__Task details__. Filter for the word "this" and keep each matching line.
──────────
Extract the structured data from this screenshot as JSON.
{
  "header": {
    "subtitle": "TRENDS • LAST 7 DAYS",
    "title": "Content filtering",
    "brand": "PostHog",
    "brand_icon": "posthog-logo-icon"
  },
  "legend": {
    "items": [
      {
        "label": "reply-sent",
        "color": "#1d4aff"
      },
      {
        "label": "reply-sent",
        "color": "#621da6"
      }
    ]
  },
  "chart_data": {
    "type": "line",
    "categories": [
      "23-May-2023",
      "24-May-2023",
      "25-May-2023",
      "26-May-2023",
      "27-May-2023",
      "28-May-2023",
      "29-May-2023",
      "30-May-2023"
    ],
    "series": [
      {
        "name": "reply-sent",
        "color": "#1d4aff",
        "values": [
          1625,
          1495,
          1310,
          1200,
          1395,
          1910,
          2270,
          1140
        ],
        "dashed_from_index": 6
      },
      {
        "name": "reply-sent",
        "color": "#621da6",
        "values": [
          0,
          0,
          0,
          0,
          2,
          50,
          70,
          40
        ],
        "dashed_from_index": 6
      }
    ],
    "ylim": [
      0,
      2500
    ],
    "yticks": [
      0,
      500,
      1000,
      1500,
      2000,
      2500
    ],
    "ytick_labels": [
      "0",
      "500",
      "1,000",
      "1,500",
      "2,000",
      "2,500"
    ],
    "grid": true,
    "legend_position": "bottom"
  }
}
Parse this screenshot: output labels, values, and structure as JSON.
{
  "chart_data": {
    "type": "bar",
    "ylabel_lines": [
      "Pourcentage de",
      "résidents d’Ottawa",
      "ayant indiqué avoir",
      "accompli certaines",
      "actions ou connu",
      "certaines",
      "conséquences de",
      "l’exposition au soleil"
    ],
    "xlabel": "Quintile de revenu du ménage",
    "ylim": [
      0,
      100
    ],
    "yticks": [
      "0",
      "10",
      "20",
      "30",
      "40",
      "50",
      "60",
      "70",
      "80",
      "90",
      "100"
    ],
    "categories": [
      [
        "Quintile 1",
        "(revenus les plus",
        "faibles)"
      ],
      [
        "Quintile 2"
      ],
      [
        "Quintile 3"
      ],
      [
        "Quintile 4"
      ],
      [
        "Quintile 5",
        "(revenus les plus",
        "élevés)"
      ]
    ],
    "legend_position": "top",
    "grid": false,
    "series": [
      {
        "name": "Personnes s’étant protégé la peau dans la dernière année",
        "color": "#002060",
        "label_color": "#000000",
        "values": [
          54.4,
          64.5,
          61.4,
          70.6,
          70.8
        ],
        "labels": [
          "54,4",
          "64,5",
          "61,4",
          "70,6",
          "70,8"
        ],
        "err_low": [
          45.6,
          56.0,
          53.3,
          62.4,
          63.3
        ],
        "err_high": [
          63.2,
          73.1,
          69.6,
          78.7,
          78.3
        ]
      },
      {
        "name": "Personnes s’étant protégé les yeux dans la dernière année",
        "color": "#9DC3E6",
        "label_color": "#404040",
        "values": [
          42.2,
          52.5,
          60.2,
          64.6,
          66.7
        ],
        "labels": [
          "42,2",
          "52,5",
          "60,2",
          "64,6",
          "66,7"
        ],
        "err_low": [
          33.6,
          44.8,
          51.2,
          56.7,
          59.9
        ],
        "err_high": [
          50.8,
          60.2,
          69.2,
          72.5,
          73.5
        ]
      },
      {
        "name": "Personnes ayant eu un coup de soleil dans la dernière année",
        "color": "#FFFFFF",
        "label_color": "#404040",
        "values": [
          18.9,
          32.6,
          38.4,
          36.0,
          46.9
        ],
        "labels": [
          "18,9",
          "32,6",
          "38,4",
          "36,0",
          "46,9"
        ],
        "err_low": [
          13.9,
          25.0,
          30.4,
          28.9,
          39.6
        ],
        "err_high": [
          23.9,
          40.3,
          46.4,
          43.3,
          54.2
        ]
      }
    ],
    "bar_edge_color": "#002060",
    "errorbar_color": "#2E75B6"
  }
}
──────────
__The reply__.
Extract the structured data from this screenshot as JSON.
Parse this screenshot: output labels, values, and structure as JSON.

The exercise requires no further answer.